▸ **Stated exercise**:
How many of the lines below include "ALEXIS"? Give the number and no other words.
## begin Data lines
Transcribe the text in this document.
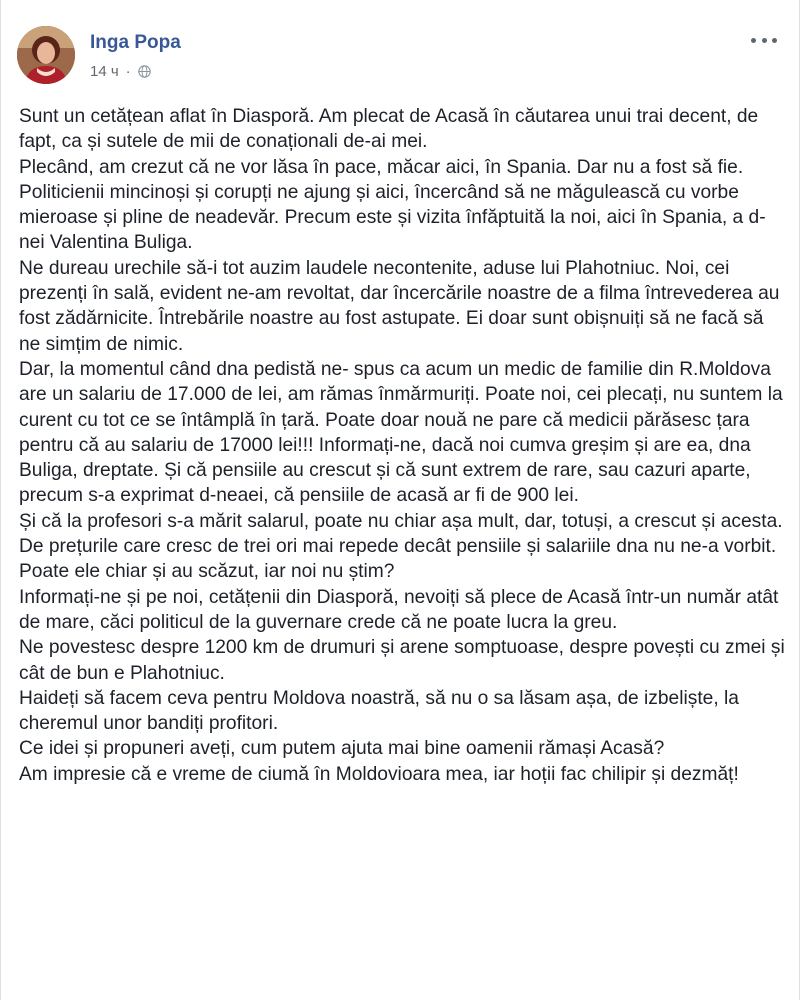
Inga Popa
14 ч ·

Sunt un cetățean aflat în Diasporă. Am plecat de Acasă în căutarea unui trai decent, de fapt, ca și sutele de mii de conaționali de-ai mei.

Plecând, am crezut că ne vor lăsa în pace, măcar aici, în Spania. Dar nu a fost să fie. Politicienii mincinoși și corupți ne ajung și aici, încercând să ne măgulească cu vorbe mieroase și pline de neadevăr. Precum este și vizita înfăptuită la noi, aici în Spania, a d-nei Valentina Buliga.

Ne dureau urechile să-i tot auzim laudele necontenite, aduse lui Plahotniuc. Noi, cei prezenți în sală, evident ne-am revoltat, dar încercările noastre de a filma întrevederea au fost zădărnicite. Întrebările noastre au fost astupate. Ei doar sunt obișnuiți să ne facă să ne simțim de nimic.

Dar, la momentul când dna pedistă ne- spus ca acum un medic de familie din R.Moldova are un salariu de 17.000 de lei, am rămas înmărmuriți. Poate noi, cei plecați, nu suntem la curent cu tot ce se întâmplă în țară. Poate doar nouă ne pare că medicii părăsesc țara pentru că au salariu de 17000 lei!!! Informați-ne, dacă noi cumva greșim și are ea, dna Buliga, dreptate. Și că pensiile au crescut și că sunt extrem de rare, sau cazuri aparte, precum s-a exprimat d-neaei, că pensiile de acasă ar fi de 900 lei.

Și că la profesori s-a mărit salarul, poate nu chiar așa mult, dar, totuși, a crescut și acesta.

De prețurile care cresc de trei ori mai repede decât pensiile și salariile dna nu ne-a vorbit. Poate ele chiar și au scăzut, iar noi nu știm?

Informați-ne și pe noi, cetățenii din Diasporă, nevoiți să plece de Acasă într-un număr atât de mare, căci politicul de la guvernare crede că ne poate lucra la greu.

Ne povestesc despre 1200 km de drumuri și arene somptuoase, despre povești cu zmei și cât de bun e Plahotniuc.

Haideți să facem ceva pentru Moldova noastră, să nu o sa lăsam așa, de izbeliște, la cheremul unor bandiți profitori.

Ce idei și propuneri aveți, cum putem ajuta mai bine oamenii rămași Acasă?

Am impresie că e vreme de ciumă în Moldovioara mea, iar hoții fac chilipir și dezmăț!
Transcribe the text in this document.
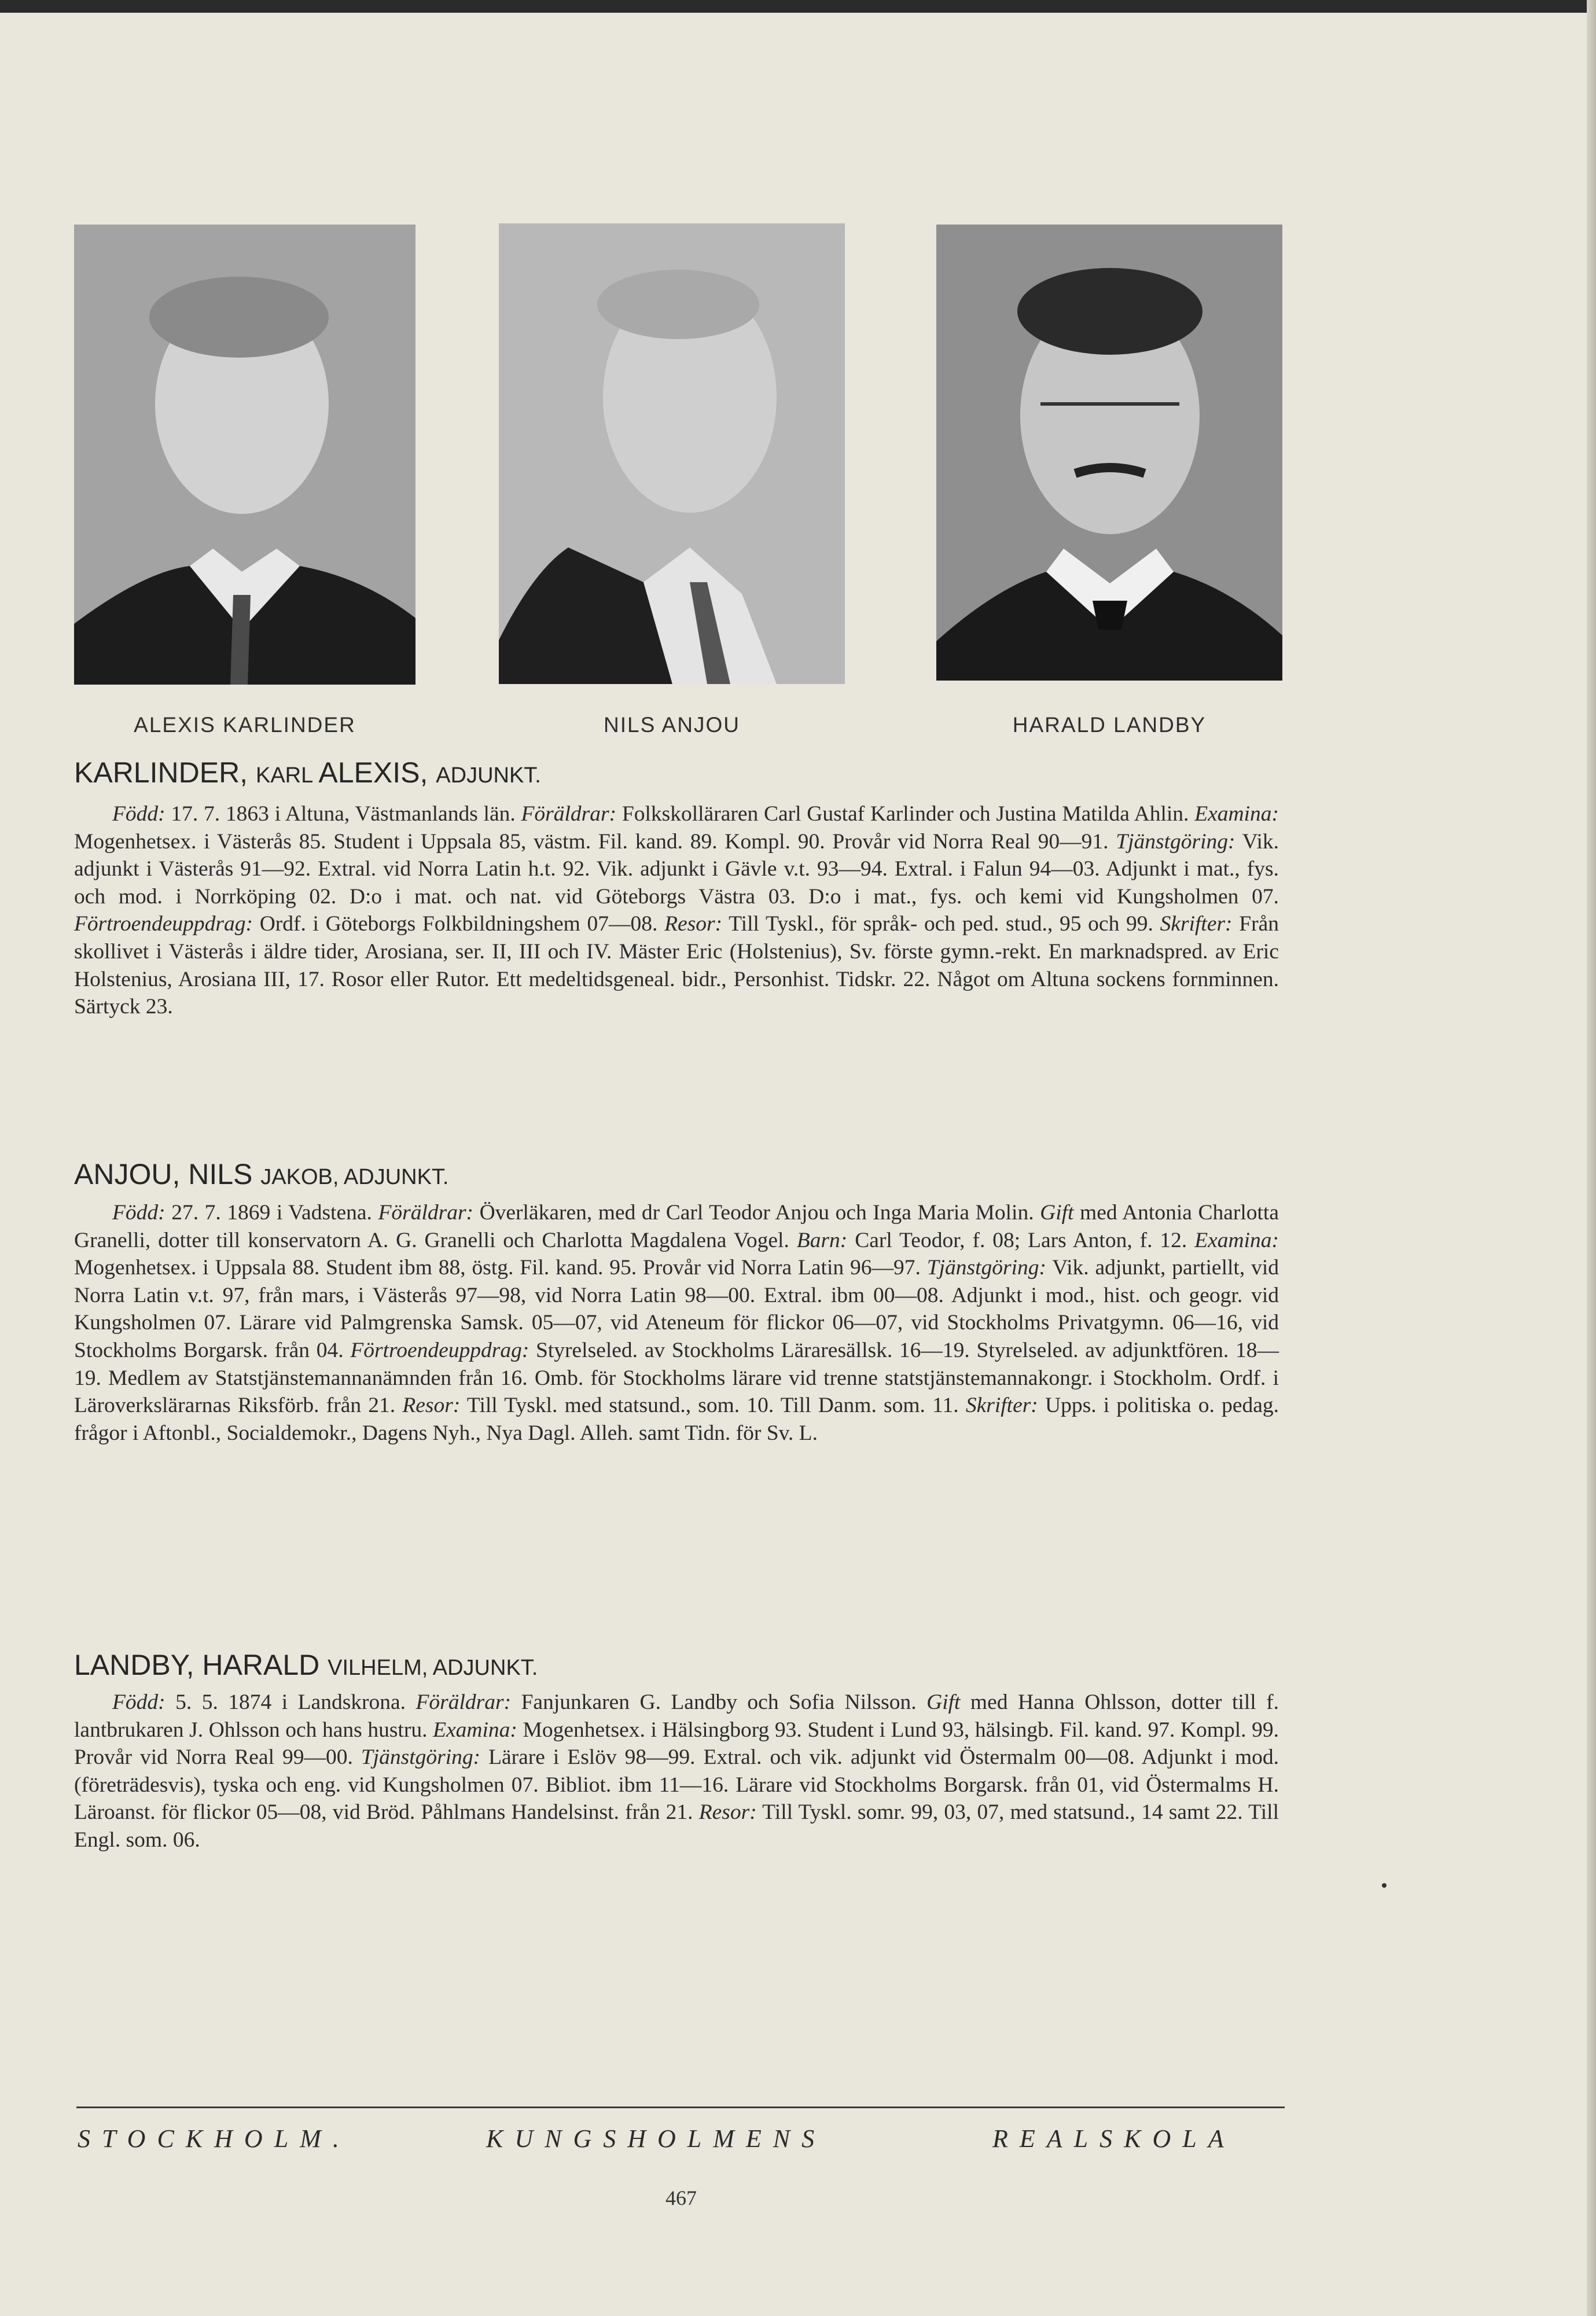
ALEXIS KARLINDER	NILS ANJOU	HARALD LANDBY
KARLINDER, KARL ALEXIS, ADJUNKT.
Född: 17. 7. 1863 i Altuna, Västmanlands län. Föräldrar: Folkskolläraren Carl Gustaf Karlinder och Justina Matilda Ahlin. Examina: Mogenhetsex. i Västerås 85. Student i Uppsala 85, västm. Fil. kand. 89. Kompl. 90. Provår vid Norra Real 90—91. Tjänstgöring: Vik. adjunkt i Västerås 91—92. Extral. vid Norra Latin h.t. 92. Vik. adjunkt i Gävle v.t. 93—94. Extral. i Falun 94—03. Adjunkt i mat., fys. och mod. i Norrköping 02. D:o i mat. och nat. vid Göteborgs Västra 03. D:o i mat., fys. och kemi vid Kungsholmen 07. Förtroendeuppdrag: Ordf. i Göteborgs Folkbildningshem 07—08. Resor: Till Tyskl., för språk- och ped. stud., 95 och 99. Skrifter: Från skollivet i Västerås i äldre tider, Arosiana, ser. II, III och IV. Mäster Eric (Holstenius), Sv. förste gymn.-rekt. En marknadspred. av Eric Holstenius, Arosiana III, 17. Rosor eller Rutor. Ett medeltidsgeneal. bidr., Personhist. Tidskr. 22. Något om Altuna sockens fornminnen. Särtyck 23.
ANJOU, NILS JAKOB, ADJUNKT.
Född: 27. 7. 1869 i Vadstena. Föräldrar: Överläkaren, med dr Carl Teodor Anjou och Inga Maria Molin. Gift med Antonia Charlotta Granelli, dotter till konservatorn A. G. Granelli och Charlotta Magdalena Vogel. Barn: Carl Teodor, f. 08; Lars Anton, f. 12. Examina: Mogenhetsex. i Uppsala 88. Student ibm 88, östg. Fil. kand. 95. Provår vid Norra Latin 96—97. Tjänstgöring: Vik. adjunkt, partiellt, vid Norra Latin v.t. 97, från mars, i Västerås 97—98, vid Norra Latin 98—00. Extral. ibm 00—08. Adjunkt i mod., hist. och geogr. vid Kungsholmen 07. Lärare vid Palmgrenska Samsk. 05—07, vid Ateneum för flickor 06—07, vid Stockholms Privatgymn. 06—16, vid Stockholms Borgarsk. från 04. Förtroendeuppdrag: Styrelseled. av Stockholms Läraresällsk. 16—19. Styrelseled. av adjunktfören. 18—19. Medlem av Statstjänstemannanämnden från 16. Omb. för Stockholms lärare vid trenne statstjänstemannakongr. i Stockholm. Ordf. i Läroverkslärarnas Riksförb. från 21. Resor: Till Tyskl. med statsund., som. 10. Till Danm. som. 11. Skrifter: Upps. i politiska o. pedag. frågor i Aftonbl., Socialdemokr., Dagens Nyh., Nya Dagl. Alleh. samt Tidn. för Sv. L.
LANDBY, HARALD VILHELM, ADJUNKT.
Född: 5. 5. 1874 i Landskrona. Föräldrar: Fanjunkaren G. Landby och Sofia Nilsson. Gift med Hanna Ohlsson, dotter till f. lantbrukaren J. Ohlsson och hans hustru. Examina: Mogenhetsex. i Hälsingborg 93. Student i Lund 93, hälsingb. Fil. kand. 97. Kompl. 99. Provår vid Norra Real 99—00. Tjänstgöring: Lärare i Eslöv 98—99. Extral. och vik. adjunkt vid Östermalm 00—08. Adjunkt i mod. (företrädesvis), tyska och eng. vid Kungsholmen 07. Bibliot. ibm 11—16. Lärare vid Stockholms Borgarsk. från 01, vid Östermalms H. Läroanst. för flickor 05—08, vid Bröd. Påhlmans Handelsinst. från 21. Resor: Till Tyskl. somr. 99, 03, 07, med statsund., 14 samt 22. Till Engl. som. 06.
STOCKHOLM.	KUNGSHOLMENS	REALSKOLA
467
## end Data lines
▸ **Exercise response**:
2